Source>
● ● ●
I must’ve freaked her out when I spent over a week deciding whether to ask her out a second time. I should’ve known, but I didn’t realize at the time, how crazy she was about me. Welcome to my world. We did go out a second time, and a third, and a fourth. Within a month we were engaged. I don’t remember exactly how I proposed, or even if I did, but it went something like this:

“I think we should get married.”

“Okay.”

“Well, that was easy.”

The wedding was September 11, 1993. We were husband and wife years before the twin towers fell, and we’ll still be long after they fade into the collective memory. Because true love isn’t about passion or lust or attraction or common interests and personalities. It’s something altogether different. It’s about learning to complement each other, learning to grow with each other. It’s about doing love-things, even when you don’t feel like it, even when life drives you to insanity, even if you think you’ve lost love. It’s about commitment and perseverance and thinking and feeling and happiness. And I thank God every day that I’ve found it.


----------



## Pawn (Mar 5, 2004)

A wonderfully honest, amusing and insightful piece which was both touching and enjoyable.


----------



## TimK (Mar 5, 2004)

Thank you. 

-TimK


----------



## klaus (Mar 6, 2004)

Hi, TimK.
This is the first time I read your non-comment posting.
● ● ●
Entries shown>

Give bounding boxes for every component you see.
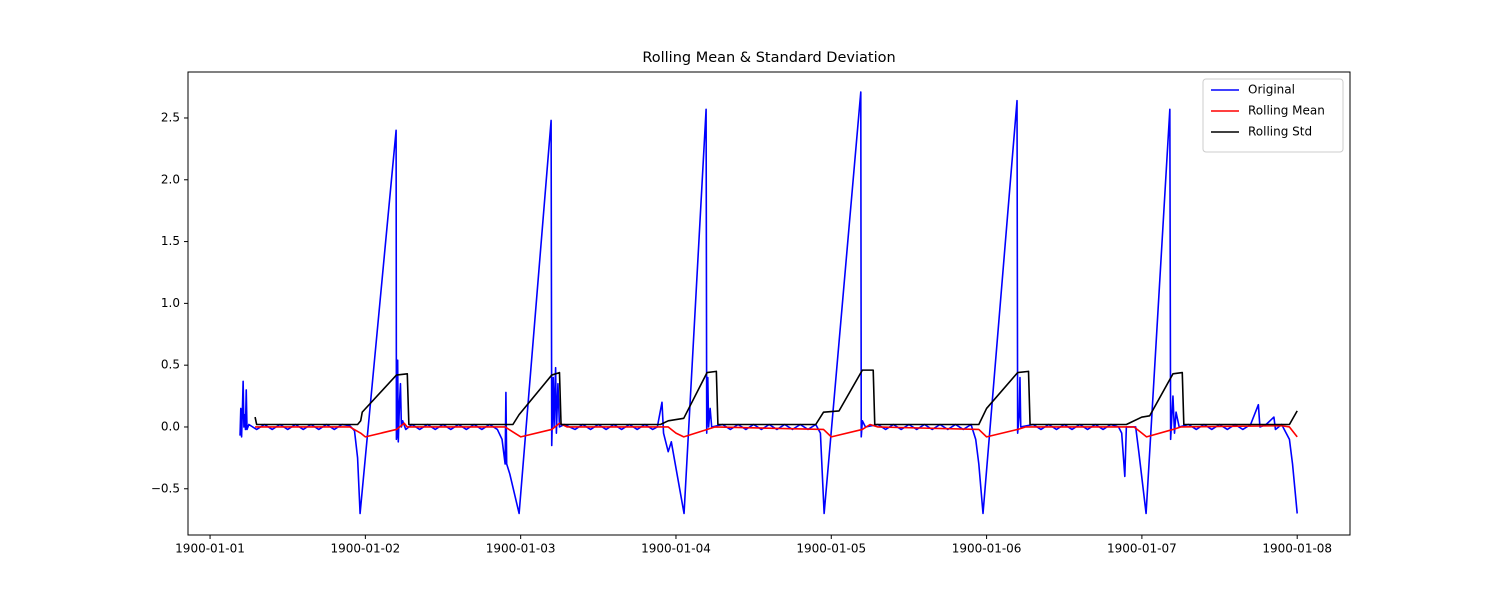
x-tick-label: 1900-01-01 [175, 542, 245, 556]
x-tick-label: 1900-01-03 [486, 542, 556, 556]
y-tick-label: −0.5 [151, 481, 180, 495]
x-tick-label: 1900-01-07 [1107, 542, 1177, 556]
legend-label: Rolling Std [1248, 125, 1312, 139]
x-tick-label: 1900-01-05 [796, 542, 866, 556]
series-line [239, 91, 1298, 515]
y-tick-label: 0.5 [161, 358, 180, 372]
y-tick-label: 2.0 [161, 172, 180, 186]
x-tick-label: 1900-01-06 [952, 542, 1022, 556]
x-tick-label: 1900-01-04 [641, 542, 711, 556]
legend-label: Original [1248, 83, 1295, 97]
x-tick-label: 1900-01-02 [330, 542, 400, 556]
series-line [255, 422, 1298, 438]
y-tick-label: 1.5 [161, 234, 180, 248]
legend-label: Rolling Mean [1248, 104, 1325, 118]
chart-title: Rolling Mean & Standard Deviation [642, 50, 895, 66]
y-tick-label: 2.5 [161, 110, 180, 124]
series-line [254, 369, 1298, 426]
y-tick-label: 0.0 [161, 419, 180, 433]
plot-area [239, 91, 1298, 515]
legend-box [1202, 78, 1344, 153]
y-tick-label: 1.0 [161, 296, 180, 310]
x-tick-label: 1900-01-08 [1262, 542, 1332, 556]
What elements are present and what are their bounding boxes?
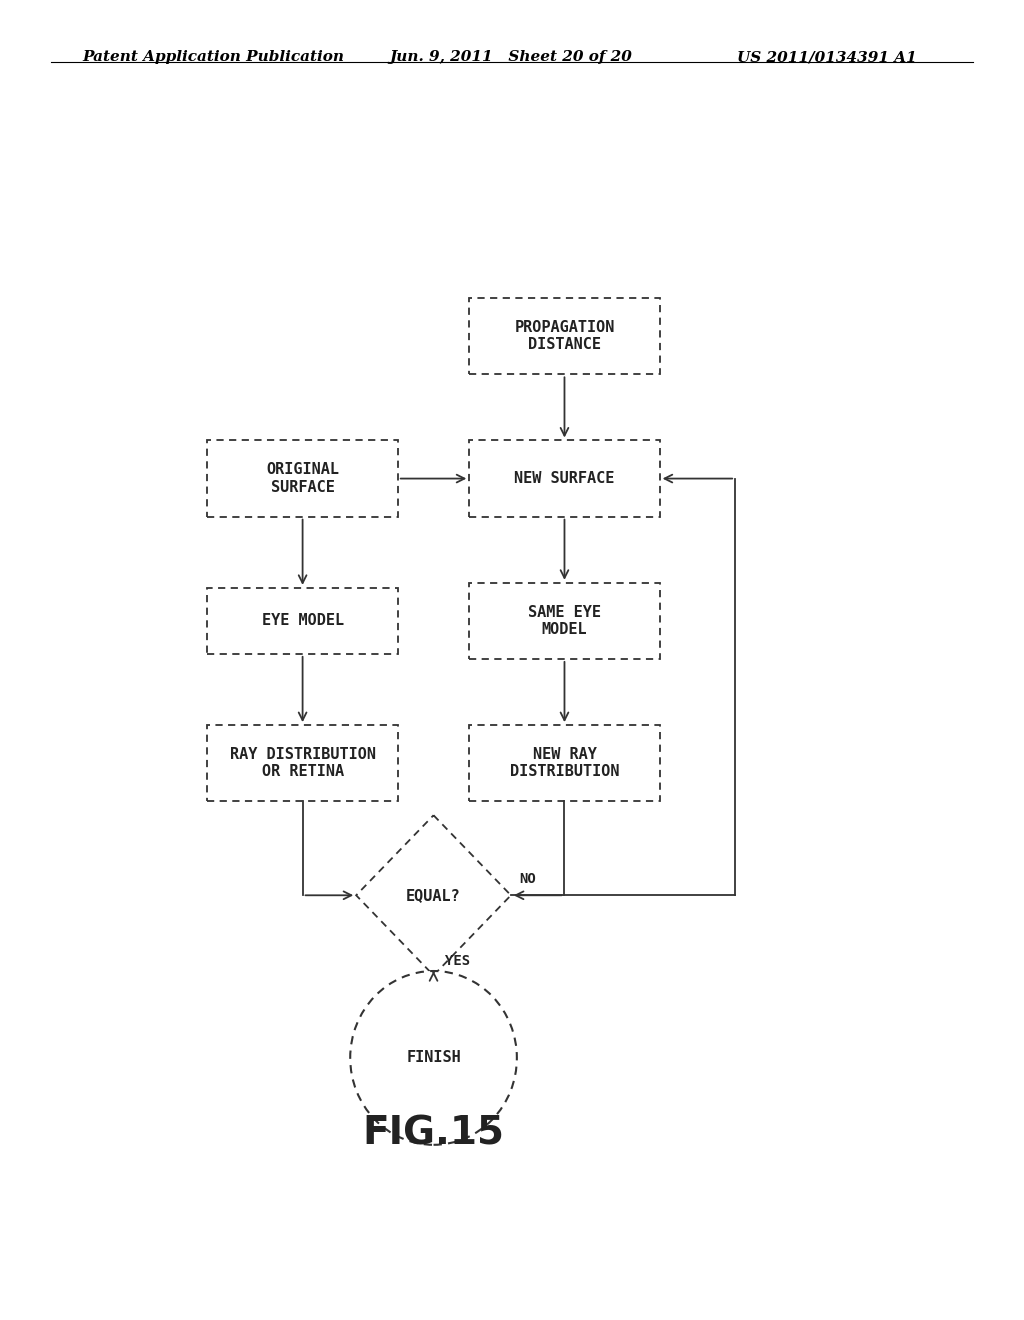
Bar [207,441,397,516]
Text: NEW RAY
DISTRIBUTION: NEW RAY DISTRIBUTION [510,747,620,779]
Text: Patent Application Publication: Patent Application Publication [82,50,344,65]
Text: FINISH: FINISH [407,1051,461,1065]
Bar [469,582,659,659]
Text: ORIGINAL
SURFACE: ORIGINAL SURFACE [266,462,339,495]
Text: NO: NO [519,873,536,886]
Polygon shape [356,816,511,975]
Bar [469,298,659,375]
Text: FIG.15: FIG.15 [362,1114,505,1152]
Text: YES: YES [445,954,471,968]
Text: Jun. 9, 2011   Sheet 20 of 20: Jun. 9, 2011 Sheet 20 of 20 [389,50,632,65]
Bar [469,441,659,516]
Text: PROPAGATION
DISTANCE: PROPAGATION DISTANCE [514,319,614,352]
Text: NEW SURFACE: NEW SURFACE [514,471,614,486]
Ellipse shape [350,972,517,1144]
Text: RAY DISTRIBUTION
OR RETINA: RAY DISTRIBUTION OR RETINA [229,747,376,779]
Bar [469,725,659,801]
Text: EQUAL?: EQUAL? [407,888,461,903]
Text: US 2011/0134391 A1: US 2011/0134391 A1 [737,50,918,65]
Text: SAME EYE
MODEL: SAME EYE MODEL [528,605,601,638]
Bar [207,587,397,653]
Bar [207,725,397,801]
Text: EYE MODEL: EYE MODEL [261,614,344,628]
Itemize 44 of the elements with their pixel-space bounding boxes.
● ● ●
Things to do>
[a] In the forum thread on marriage, revise the passage from "The wedding was" to "touching and enjoyable.", changing "perseverance" to "patience".
[b] Pick up the forum thread on marriage where it stops and keep it going.

Outputs in order>
[a]
The wedding was September 11, 1993. We were husband and wife years before the twin towers fell, and we’ll still be long after they fade into the collective memory. Because true love isn’t about passion or lust or attraction or common interests and personalities. It’s something altogether different. It’s about learning to complement each other, learning to grow with each other. It’s about doing love-things, even when you don’t feel like it, even when life drives you to insanity, even if you think you’ve lost love. It’s about commitment and patience and thinking and feeling and happiness. And I thank God every day that I’ve found it.


----------



## Pawn (Mar 5, 2004)

A wonderfully honest, amusing and insightful piece which was both touching and enjoyable.

[b]
I remember your previous postings about a Freud Intro and Punctuations, and that you said Clearance is what you've been striving to achieve with your readers.
And I think you have fulfilled that in every sentence you've written in this article. I can clearly grasp the ideas each sentence conveys; and not only that--there's years' of experience behind those ideas. Maturity and gracefulness shine through the fabric of your writing.

BTW why did you mention the twin towers?


----------



## TimK (Mar 6, 2004)

Thanks for the kind words, klaus.

A group of terrorists flew jet airplanes into the twin towers of the World Trade Center in New York City on my anniversary, 2001. For the past few years, most in the U.S. have identified September 11 with that event.

-TimK


----------



## klaus (Mar 8, 2004)

O of course...how could I fail to realize that...
The date didn't strike me to the point.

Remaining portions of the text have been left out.